= Pagina =
* * * *
4 maggio 2014 - III Domenica di Pasqua: la vera rivelazione del Risorto, Gesù non chiede, offre tutto di sé

News del 03/05/2014 Torna all'elenco delle news

La strada da Gerusalemme a Emmaus è metafora delle nostre vite, racconta sogni in cui avevamo tanto investito e che hanno fatto naufragio, bandiere ammainate alle prime delusioni. I due discepoli abbandonano la città di Dio per il loro villaggio, escono dalla grande storia e rientrano nella normalità del quotidiano. Tutto finito, si chiude, si torna a casa. Ed ecco Gesù si avvicinò e camminava con loro. Se ne stanno andando e lui li raggiunge. Con Dio succede questa cosa controcorrente: non accetta che ci arrendiamo, Dio non permette che abbandoniamo il campo. Con Dio c'è sempre un dopo.

Noi speravamo che fosse lui a liberare Israele, invece... nella loro idea il Messia non poteva morire sconfitto, il Messia doveva trionfare sui nemici. Non hanno capito e lui riprende a spiegare. E interpretando le scritture, mostrava che il Cristo doveva patire. Fa comprendere quella che è da sempre l'essenza del cristianesimo: la Croce non è un incidente, ma la pienezza dell'amore.

I due camminatori ascoltano e scoprono una verità immensa: c'è la mano di Dio posata là dove sembra impossibile, proprio là dove sembrava assurdo, sulla croce. Così nascosta da sembrare assente, sta tessendo il filo d'oro della tela del mondo. Forse, più la mano di Dio è nascosta più è potente.

E il primo miracolo si compie già lungo la strada: non ci bruciava forse il cuore mentre ci spiegava le Scritture?

Trasmettere la fede non è consegnare delle nozioni di catechismo, ma accendere cuori, contagiare di calore e di passione chi ascolta. E dal cuore acceso dei due pellegrini escono parole che sono rimaste tra le più belle che sappiamo: resta con noi, Signore, rimani con noi, perché si fa sera. Resta con noi quando la sera scende nel cuore, resta con noi alla fine della giornata, alla fine della vita. Resta con noi, e con quanti amiamo, nel tempo e nell'eternità. No, lui non se n'è mai andato.
* * * *
= In cosa consiste =
Puoi ricopiare senza alcuna modifica, dal commento sui discepoli di Emmaus riportato sopra, il tratto che va da "I due camminatori" fino a "più è potente."?

= Dati forniti =
* * * *
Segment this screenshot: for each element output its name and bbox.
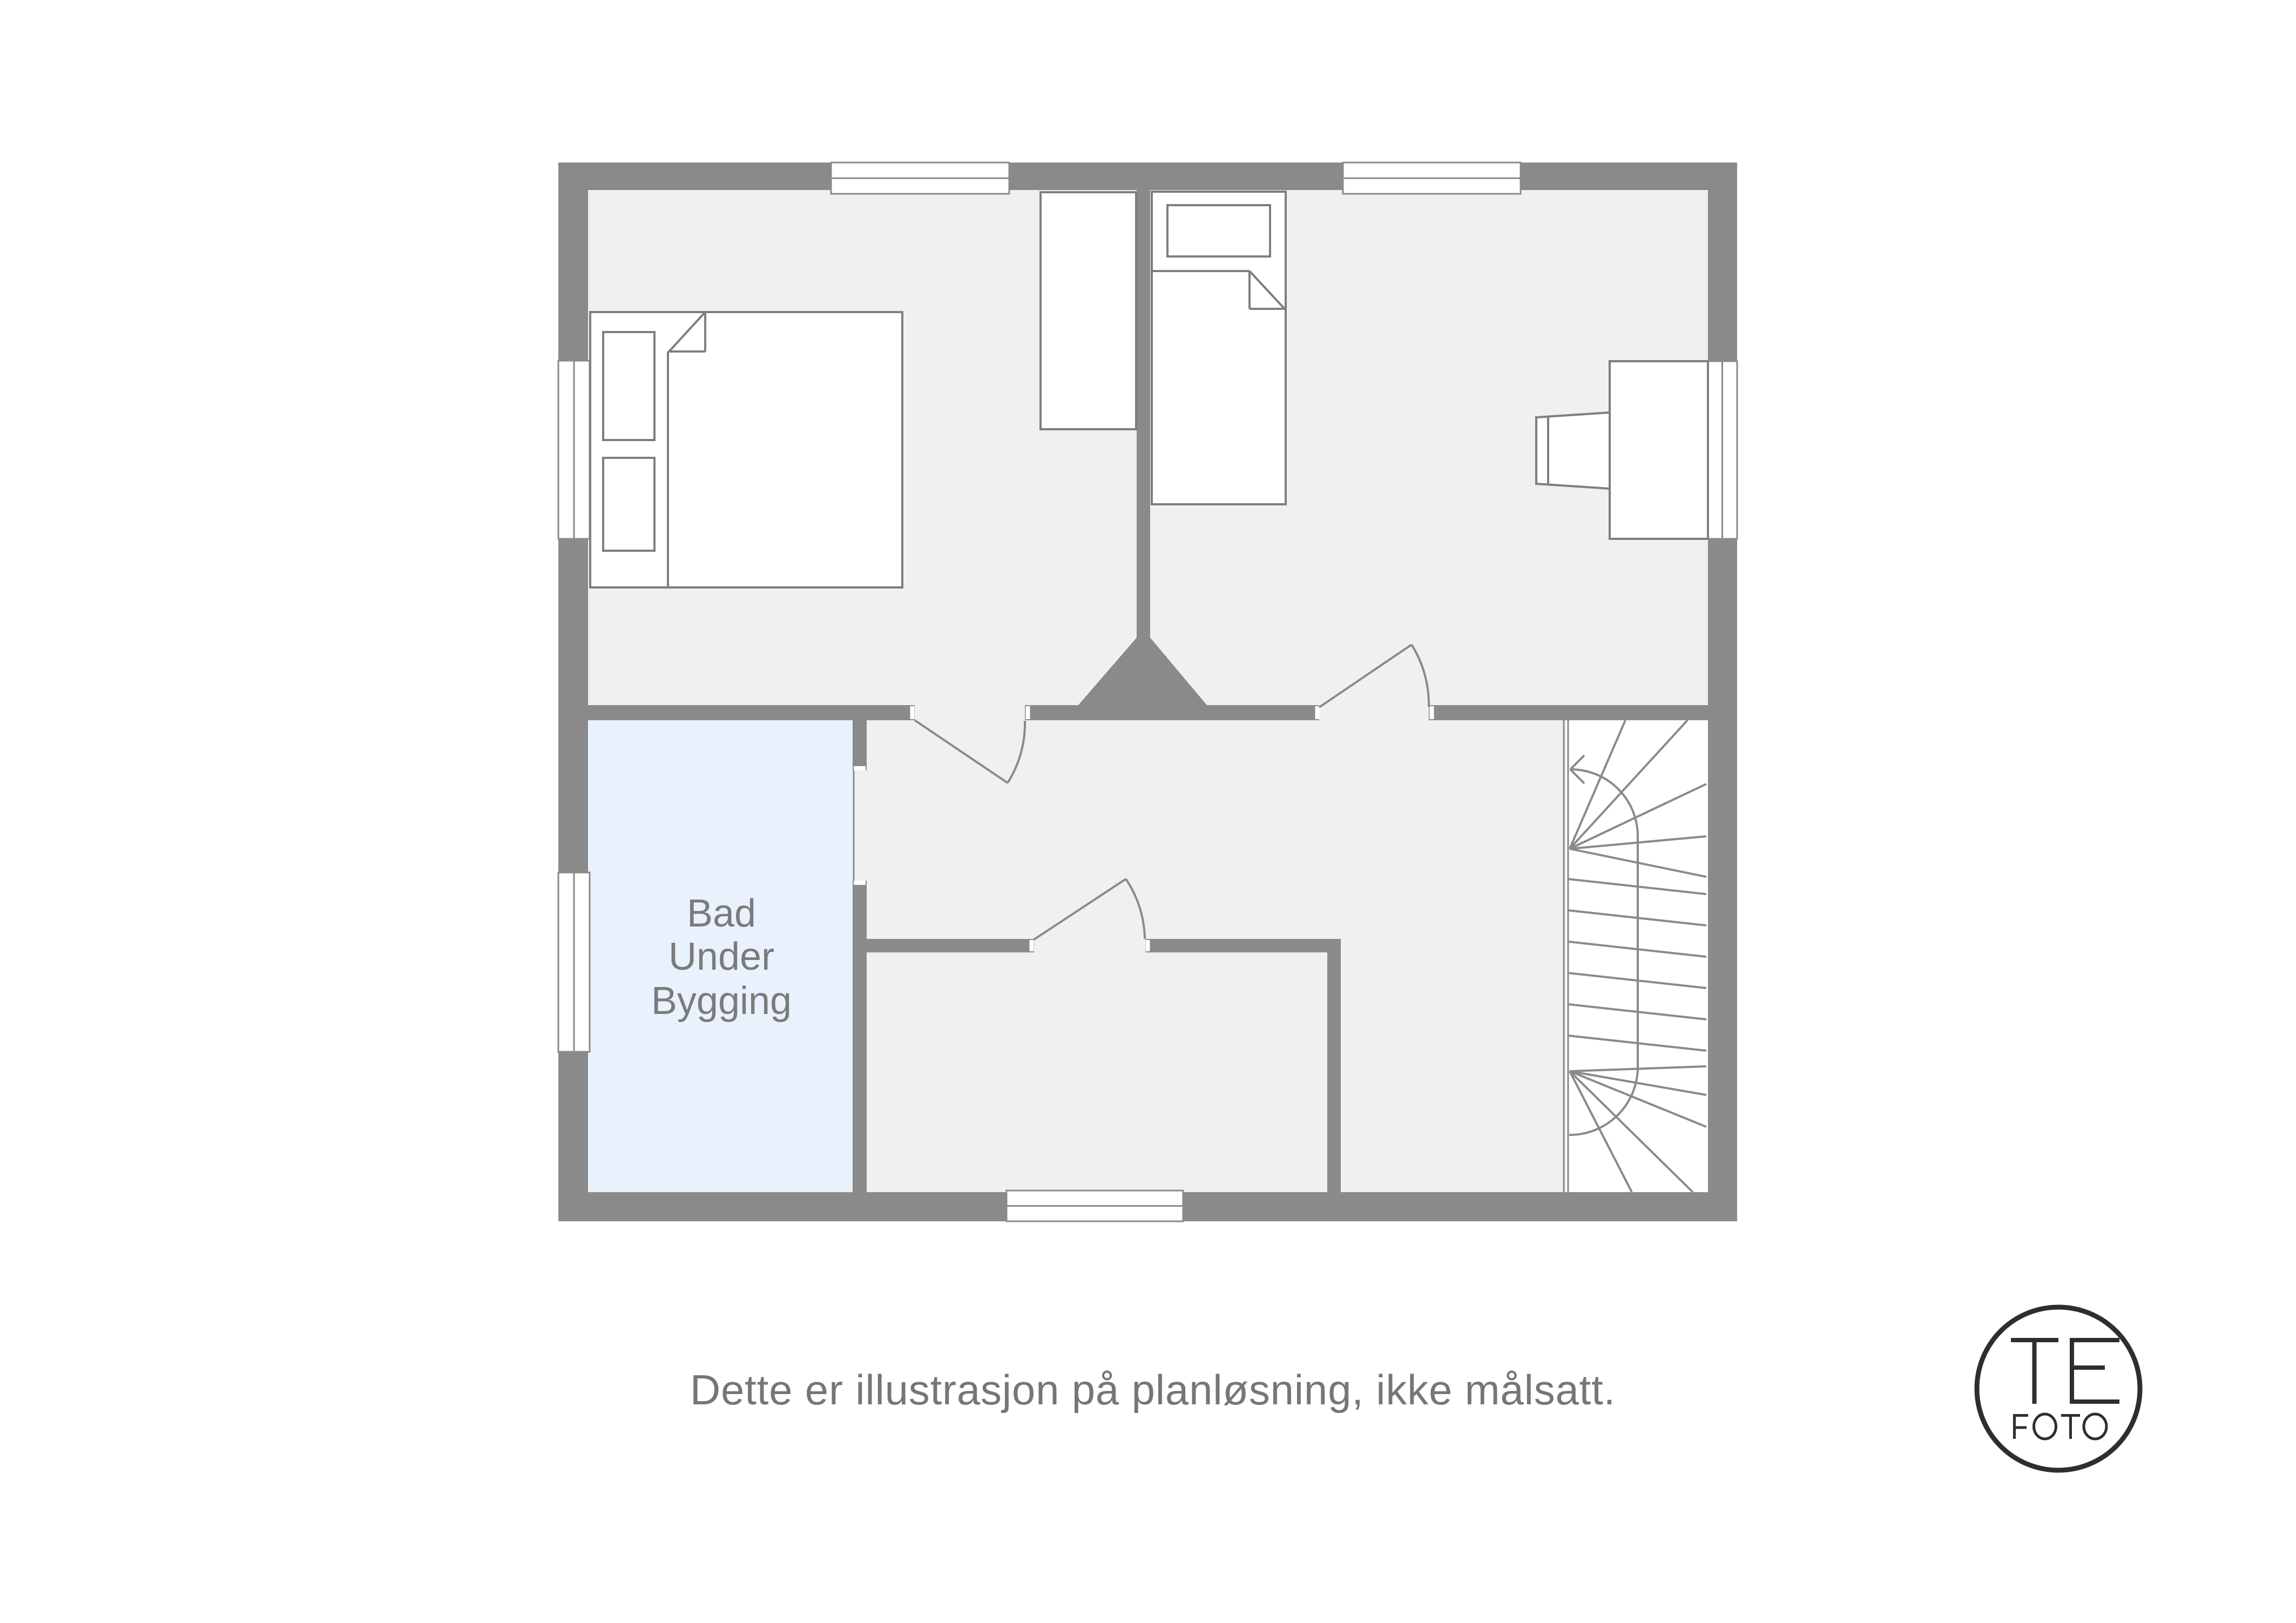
* * * *
= La soluzione =
I due camminatori ascoltano e scoprono una verità immensa: c'è la mano di Dio posata là dove sembra impossibile, proprio là dove sembrava assurdo, sulla croce. Così nascosta da sembrare assente, sta tessendo il filo d'oro della tela del mondo. Forse, più la mano di Dio è nascosta più è potente.